WHAT TO WORK ON
Please format everything from the line containing "y-tick-label: 1,9560 (1492, 536, 1529, 550)" down to the line containing "crosshair-label: 01/11 04:41", both included, as a JSON list of strings with one string per line, leaving out blank lines.

Dataset rows

.....

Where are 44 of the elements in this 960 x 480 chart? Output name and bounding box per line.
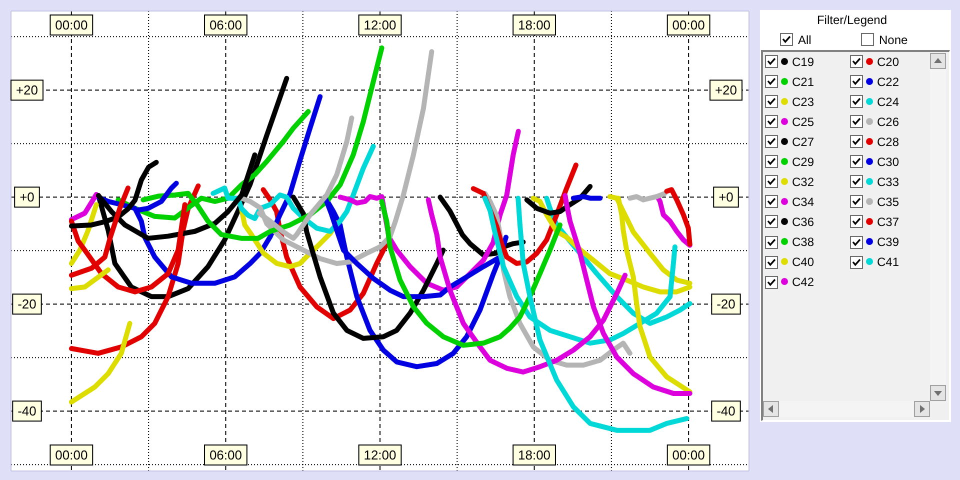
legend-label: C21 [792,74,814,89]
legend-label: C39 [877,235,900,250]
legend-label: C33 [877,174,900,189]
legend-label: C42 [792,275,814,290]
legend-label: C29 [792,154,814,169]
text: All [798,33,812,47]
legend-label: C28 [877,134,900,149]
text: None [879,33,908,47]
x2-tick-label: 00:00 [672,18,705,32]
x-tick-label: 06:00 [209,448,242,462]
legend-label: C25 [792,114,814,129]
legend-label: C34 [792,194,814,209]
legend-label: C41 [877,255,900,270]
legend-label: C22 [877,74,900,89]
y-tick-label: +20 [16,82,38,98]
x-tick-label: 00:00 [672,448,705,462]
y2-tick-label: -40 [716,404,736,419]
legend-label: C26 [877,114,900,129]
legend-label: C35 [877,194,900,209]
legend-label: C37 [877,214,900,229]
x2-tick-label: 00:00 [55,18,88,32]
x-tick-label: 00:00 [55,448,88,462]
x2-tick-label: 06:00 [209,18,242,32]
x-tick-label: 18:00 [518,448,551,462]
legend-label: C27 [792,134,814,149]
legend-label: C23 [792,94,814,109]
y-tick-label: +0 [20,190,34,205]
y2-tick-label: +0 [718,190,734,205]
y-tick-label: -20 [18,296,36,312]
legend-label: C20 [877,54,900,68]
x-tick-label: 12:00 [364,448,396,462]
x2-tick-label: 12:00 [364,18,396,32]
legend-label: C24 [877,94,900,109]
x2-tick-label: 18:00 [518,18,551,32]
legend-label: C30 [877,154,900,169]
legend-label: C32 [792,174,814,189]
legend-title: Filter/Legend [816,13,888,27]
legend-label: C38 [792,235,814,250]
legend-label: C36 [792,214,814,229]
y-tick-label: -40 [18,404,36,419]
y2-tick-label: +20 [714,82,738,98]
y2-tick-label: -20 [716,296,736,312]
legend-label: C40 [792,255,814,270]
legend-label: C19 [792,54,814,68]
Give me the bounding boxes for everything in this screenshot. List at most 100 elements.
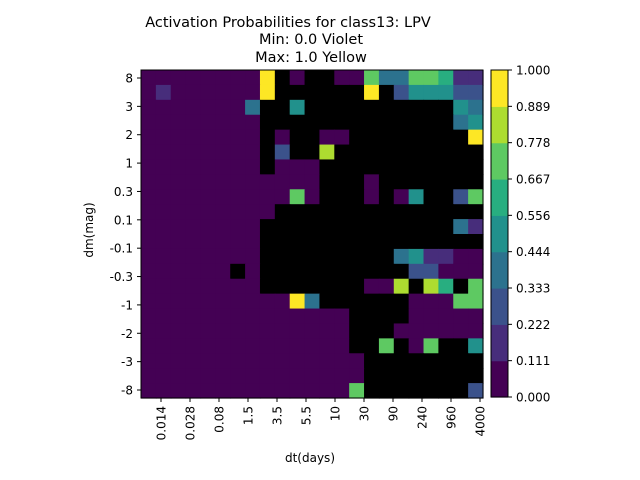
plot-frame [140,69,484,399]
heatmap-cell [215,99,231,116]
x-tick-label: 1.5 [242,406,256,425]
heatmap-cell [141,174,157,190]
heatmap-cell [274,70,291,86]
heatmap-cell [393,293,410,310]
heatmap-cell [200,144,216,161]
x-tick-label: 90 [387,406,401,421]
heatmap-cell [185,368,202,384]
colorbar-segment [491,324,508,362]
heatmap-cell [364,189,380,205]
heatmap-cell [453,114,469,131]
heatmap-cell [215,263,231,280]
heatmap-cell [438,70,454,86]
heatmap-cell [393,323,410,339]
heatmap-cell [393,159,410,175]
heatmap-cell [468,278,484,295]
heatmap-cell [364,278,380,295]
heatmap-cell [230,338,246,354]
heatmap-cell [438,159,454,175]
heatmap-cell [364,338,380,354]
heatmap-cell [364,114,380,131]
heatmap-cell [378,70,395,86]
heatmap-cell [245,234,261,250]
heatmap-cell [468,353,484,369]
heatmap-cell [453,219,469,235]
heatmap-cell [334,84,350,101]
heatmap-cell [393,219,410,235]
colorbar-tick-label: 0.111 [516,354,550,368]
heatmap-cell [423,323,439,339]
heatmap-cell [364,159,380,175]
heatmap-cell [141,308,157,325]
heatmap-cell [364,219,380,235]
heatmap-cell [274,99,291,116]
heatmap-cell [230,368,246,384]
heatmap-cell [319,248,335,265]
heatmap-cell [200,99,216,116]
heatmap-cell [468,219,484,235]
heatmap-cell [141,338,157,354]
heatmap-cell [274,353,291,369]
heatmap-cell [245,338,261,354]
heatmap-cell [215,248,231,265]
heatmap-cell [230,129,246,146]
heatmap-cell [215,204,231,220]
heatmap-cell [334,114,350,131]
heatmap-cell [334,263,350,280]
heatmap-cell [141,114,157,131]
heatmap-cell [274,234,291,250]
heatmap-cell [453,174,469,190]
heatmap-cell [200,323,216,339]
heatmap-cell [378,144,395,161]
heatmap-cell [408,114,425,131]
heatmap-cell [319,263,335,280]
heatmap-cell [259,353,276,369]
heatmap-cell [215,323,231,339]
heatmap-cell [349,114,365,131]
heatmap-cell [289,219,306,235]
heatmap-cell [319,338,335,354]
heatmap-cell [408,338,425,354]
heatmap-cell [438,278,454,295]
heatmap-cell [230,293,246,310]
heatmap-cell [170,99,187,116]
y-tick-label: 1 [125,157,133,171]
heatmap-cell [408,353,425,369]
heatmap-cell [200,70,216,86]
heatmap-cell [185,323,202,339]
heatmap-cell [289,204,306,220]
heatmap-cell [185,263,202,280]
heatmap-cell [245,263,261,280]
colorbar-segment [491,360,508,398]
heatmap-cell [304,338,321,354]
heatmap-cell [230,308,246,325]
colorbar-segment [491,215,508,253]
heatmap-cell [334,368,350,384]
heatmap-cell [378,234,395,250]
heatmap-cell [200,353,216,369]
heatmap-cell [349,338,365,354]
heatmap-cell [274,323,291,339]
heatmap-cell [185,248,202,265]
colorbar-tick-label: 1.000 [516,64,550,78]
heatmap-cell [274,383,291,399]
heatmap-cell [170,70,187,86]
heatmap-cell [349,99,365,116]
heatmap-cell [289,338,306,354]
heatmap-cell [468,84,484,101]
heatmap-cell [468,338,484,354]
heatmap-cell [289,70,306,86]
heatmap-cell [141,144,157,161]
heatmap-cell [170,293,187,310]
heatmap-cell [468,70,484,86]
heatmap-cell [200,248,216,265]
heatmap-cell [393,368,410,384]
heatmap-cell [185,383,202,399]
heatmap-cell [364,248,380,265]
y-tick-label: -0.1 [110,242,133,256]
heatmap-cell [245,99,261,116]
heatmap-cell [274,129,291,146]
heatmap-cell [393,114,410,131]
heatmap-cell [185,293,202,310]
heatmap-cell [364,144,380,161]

.....

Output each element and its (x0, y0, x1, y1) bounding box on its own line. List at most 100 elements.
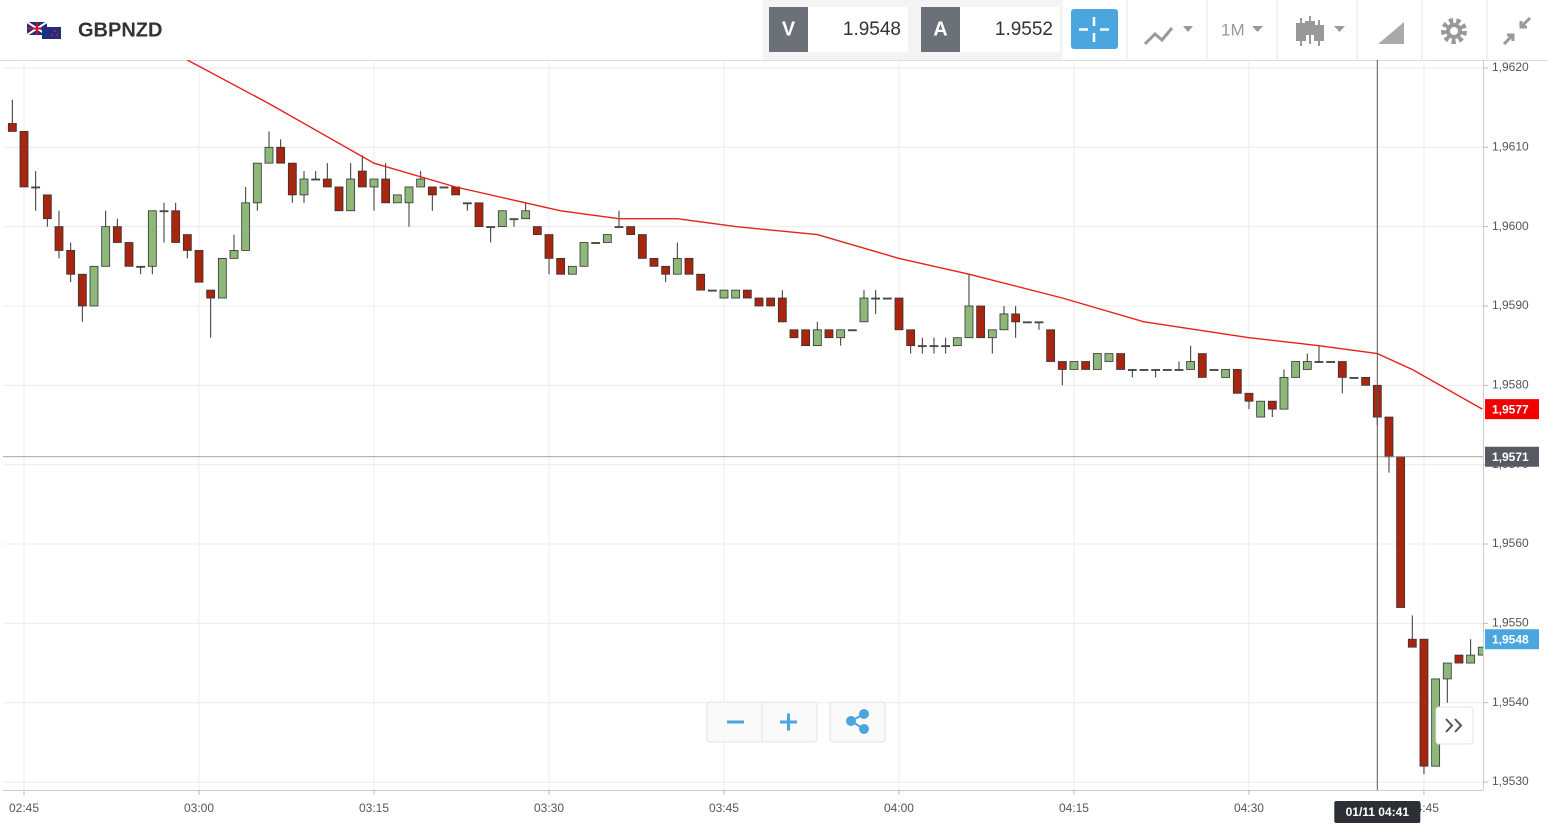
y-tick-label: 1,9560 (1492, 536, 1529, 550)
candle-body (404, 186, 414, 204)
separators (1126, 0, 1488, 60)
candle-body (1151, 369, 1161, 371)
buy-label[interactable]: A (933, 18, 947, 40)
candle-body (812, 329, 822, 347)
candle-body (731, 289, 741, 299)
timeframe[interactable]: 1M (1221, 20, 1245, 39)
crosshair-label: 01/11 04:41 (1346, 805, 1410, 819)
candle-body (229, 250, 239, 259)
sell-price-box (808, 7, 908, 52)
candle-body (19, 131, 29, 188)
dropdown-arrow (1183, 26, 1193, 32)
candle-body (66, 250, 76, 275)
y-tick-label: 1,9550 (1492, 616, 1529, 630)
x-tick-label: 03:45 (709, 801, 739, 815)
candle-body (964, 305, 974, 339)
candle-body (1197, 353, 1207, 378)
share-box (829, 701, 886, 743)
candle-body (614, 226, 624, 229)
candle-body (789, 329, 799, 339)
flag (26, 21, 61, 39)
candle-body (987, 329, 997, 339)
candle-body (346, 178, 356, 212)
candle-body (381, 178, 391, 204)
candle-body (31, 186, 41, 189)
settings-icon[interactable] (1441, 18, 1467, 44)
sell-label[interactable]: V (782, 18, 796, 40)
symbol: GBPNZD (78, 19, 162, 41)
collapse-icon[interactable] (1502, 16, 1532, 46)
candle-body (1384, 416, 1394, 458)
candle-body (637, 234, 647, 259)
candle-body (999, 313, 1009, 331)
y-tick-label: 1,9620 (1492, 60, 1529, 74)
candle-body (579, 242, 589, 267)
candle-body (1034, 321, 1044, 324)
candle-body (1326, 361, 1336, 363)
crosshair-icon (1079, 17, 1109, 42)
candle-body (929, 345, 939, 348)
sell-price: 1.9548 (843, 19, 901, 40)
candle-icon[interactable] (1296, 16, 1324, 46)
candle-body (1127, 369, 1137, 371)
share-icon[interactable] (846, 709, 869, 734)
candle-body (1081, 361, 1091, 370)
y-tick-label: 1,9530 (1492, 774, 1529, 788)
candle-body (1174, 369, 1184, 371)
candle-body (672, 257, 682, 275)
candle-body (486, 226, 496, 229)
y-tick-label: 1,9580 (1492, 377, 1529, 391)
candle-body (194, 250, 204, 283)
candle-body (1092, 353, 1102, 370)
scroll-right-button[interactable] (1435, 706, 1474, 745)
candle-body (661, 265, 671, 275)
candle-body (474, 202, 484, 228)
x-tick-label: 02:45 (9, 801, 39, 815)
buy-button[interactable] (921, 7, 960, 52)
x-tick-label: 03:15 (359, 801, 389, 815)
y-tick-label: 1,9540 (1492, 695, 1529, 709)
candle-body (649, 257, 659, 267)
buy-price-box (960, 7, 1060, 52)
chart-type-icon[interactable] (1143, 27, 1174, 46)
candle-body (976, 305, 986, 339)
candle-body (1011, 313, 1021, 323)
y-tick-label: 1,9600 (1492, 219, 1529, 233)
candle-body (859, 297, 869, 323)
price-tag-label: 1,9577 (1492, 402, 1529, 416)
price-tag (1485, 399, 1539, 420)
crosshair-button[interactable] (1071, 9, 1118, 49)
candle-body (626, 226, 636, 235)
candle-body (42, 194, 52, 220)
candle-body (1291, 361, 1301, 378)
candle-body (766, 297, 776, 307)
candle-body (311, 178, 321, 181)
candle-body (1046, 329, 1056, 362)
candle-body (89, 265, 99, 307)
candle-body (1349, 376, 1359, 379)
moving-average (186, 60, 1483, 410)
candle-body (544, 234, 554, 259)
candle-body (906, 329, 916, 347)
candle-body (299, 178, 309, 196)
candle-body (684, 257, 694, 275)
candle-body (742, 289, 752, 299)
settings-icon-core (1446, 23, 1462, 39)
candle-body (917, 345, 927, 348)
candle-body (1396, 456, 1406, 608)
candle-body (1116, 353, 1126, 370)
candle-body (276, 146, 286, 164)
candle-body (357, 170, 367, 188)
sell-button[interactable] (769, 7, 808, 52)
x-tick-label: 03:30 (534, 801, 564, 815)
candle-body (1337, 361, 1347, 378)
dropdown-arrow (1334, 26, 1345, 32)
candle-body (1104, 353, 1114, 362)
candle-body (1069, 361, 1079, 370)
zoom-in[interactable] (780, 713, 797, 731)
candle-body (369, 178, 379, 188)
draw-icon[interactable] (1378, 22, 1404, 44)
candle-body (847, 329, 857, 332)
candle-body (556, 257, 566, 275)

.....

TASK SOLUTION
[
  "y-tick-label: 1,9560 (1492, 536, 1529, 550)",
  "candle-body (404, 186, 414, 204)",
  "separators (1126, 0, 1488, 60)",
  "candle-body (1151, 369, 1161, 371)",
  "buy-label[interactable]: A (933, 18, 947, 40)",
  "candle-body (812, 329, 822, 347)",
  "candle-body (731, 289, 741, 299)",
  "timeframe[interactable]: 1M (1221, 20, 1245, 39)",
  "crosshair-label: 01/11 04:41 (1346, 805, 1410, 819)"
]